GIVEN RECORDS.
--------
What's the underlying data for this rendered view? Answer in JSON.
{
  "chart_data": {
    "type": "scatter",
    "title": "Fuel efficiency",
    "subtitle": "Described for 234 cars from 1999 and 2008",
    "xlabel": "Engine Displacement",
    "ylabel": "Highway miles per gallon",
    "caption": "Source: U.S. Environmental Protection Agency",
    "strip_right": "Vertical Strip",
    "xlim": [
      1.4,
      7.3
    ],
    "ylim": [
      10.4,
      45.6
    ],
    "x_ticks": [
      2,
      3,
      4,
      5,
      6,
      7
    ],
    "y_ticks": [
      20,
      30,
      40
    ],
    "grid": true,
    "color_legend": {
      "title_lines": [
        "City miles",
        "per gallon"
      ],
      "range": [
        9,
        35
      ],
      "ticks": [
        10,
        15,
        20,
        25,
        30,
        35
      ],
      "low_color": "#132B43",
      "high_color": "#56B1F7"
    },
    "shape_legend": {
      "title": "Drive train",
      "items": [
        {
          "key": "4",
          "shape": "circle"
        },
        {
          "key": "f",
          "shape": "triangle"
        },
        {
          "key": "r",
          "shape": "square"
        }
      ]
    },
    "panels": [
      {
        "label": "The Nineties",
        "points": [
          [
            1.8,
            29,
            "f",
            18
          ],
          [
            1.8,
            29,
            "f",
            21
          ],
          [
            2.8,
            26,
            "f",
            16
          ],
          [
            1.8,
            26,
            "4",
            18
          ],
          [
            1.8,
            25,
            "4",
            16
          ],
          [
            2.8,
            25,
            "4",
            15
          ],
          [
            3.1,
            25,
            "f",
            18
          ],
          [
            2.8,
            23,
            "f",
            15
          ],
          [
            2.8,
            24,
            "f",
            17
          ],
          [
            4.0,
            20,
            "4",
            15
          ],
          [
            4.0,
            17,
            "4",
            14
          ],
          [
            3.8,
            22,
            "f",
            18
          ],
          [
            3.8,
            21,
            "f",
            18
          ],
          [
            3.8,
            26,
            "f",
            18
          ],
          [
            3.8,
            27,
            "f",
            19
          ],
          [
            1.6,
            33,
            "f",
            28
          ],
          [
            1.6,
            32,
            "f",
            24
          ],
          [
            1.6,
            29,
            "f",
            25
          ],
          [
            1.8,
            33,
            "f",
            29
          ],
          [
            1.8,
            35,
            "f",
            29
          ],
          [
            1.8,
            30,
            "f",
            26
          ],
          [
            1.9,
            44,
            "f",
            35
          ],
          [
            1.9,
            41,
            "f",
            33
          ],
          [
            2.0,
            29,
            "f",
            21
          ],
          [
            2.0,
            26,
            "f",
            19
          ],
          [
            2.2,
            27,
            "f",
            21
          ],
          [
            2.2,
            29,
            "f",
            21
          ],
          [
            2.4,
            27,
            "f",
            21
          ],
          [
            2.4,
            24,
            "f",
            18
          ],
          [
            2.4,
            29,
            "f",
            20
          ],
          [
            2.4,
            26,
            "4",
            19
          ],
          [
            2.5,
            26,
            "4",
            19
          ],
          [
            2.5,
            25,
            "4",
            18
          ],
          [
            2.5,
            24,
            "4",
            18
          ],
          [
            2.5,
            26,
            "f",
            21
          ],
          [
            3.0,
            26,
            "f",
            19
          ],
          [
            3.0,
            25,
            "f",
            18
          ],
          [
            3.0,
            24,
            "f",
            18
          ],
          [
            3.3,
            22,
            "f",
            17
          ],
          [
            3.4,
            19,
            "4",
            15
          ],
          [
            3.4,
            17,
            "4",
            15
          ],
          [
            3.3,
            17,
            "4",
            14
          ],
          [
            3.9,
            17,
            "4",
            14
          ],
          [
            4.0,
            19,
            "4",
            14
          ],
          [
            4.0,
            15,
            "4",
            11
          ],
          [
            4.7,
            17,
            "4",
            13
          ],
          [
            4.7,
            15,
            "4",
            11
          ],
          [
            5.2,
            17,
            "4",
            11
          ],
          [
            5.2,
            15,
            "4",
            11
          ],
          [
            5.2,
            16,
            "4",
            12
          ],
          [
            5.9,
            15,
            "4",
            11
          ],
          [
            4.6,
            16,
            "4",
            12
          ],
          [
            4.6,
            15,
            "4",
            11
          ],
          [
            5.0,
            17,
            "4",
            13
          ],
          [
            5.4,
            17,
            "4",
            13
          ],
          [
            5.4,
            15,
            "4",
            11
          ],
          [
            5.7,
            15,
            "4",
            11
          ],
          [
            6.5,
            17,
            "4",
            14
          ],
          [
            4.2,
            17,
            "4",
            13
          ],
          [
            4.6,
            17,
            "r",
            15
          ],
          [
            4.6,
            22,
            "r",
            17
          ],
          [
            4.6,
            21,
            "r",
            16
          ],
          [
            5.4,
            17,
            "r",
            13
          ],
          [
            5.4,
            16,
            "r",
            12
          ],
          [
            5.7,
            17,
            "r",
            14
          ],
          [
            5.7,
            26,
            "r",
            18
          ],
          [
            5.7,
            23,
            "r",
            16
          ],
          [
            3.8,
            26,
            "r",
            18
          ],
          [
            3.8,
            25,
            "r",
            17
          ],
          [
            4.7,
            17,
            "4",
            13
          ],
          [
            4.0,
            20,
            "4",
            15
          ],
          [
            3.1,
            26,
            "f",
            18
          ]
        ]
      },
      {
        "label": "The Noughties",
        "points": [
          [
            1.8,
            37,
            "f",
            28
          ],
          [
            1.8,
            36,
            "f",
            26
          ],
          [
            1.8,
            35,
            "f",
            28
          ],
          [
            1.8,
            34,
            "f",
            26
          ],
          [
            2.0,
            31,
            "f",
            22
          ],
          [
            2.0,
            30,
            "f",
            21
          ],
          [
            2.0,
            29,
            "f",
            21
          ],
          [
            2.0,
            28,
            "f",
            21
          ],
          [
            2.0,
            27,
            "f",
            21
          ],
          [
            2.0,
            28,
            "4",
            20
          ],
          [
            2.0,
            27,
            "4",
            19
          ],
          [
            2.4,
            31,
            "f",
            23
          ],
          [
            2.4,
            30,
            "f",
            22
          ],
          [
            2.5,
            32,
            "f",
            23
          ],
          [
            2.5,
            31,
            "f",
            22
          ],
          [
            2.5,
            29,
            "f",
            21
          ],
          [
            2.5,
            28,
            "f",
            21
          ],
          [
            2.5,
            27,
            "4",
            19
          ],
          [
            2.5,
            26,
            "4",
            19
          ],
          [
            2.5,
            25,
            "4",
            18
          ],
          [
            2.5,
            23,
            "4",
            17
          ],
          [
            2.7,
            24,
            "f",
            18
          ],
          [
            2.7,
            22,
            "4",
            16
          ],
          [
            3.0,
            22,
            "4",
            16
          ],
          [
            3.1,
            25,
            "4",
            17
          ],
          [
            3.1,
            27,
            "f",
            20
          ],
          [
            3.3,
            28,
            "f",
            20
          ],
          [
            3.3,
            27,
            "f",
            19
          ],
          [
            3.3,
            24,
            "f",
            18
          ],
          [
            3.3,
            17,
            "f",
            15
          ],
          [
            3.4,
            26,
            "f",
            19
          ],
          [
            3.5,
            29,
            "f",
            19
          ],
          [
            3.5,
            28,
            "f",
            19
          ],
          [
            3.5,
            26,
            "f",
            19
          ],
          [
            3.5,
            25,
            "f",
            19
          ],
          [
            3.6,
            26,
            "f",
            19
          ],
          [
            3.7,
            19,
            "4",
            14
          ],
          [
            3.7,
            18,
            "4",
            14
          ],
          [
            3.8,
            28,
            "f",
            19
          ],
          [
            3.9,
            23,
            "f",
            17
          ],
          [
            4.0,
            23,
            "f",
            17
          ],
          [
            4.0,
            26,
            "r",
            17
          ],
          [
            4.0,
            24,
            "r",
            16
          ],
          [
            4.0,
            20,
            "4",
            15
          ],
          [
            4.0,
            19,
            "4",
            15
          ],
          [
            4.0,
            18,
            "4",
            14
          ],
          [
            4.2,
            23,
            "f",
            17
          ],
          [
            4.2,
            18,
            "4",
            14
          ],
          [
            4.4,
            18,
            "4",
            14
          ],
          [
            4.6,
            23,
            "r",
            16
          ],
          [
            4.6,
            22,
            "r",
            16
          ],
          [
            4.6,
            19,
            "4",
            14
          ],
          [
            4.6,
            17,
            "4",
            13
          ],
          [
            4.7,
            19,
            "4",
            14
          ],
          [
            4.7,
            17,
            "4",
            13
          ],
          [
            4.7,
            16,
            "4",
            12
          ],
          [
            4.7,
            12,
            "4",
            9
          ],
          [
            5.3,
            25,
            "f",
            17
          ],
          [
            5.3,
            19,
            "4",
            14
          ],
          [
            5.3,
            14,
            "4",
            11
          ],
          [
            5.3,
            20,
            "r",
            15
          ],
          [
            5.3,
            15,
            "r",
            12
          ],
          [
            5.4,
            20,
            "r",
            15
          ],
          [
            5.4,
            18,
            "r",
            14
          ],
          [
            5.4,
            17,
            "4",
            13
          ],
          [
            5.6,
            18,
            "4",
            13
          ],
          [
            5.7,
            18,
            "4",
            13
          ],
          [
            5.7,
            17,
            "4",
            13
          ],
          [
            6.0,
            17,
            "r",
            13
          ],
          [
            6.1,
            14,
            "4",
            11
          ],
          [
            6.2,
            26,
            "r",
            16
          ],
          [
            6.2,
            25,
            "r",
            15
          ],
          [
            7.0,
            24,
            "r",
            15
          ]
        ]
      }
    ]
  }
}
--------
WRITTEN REQUEST.
Which lines above contain the word "miles"? Copy each of them.

THE OUTPUT.
    "ylabel": "Highway miles per gallon",
        "City miles",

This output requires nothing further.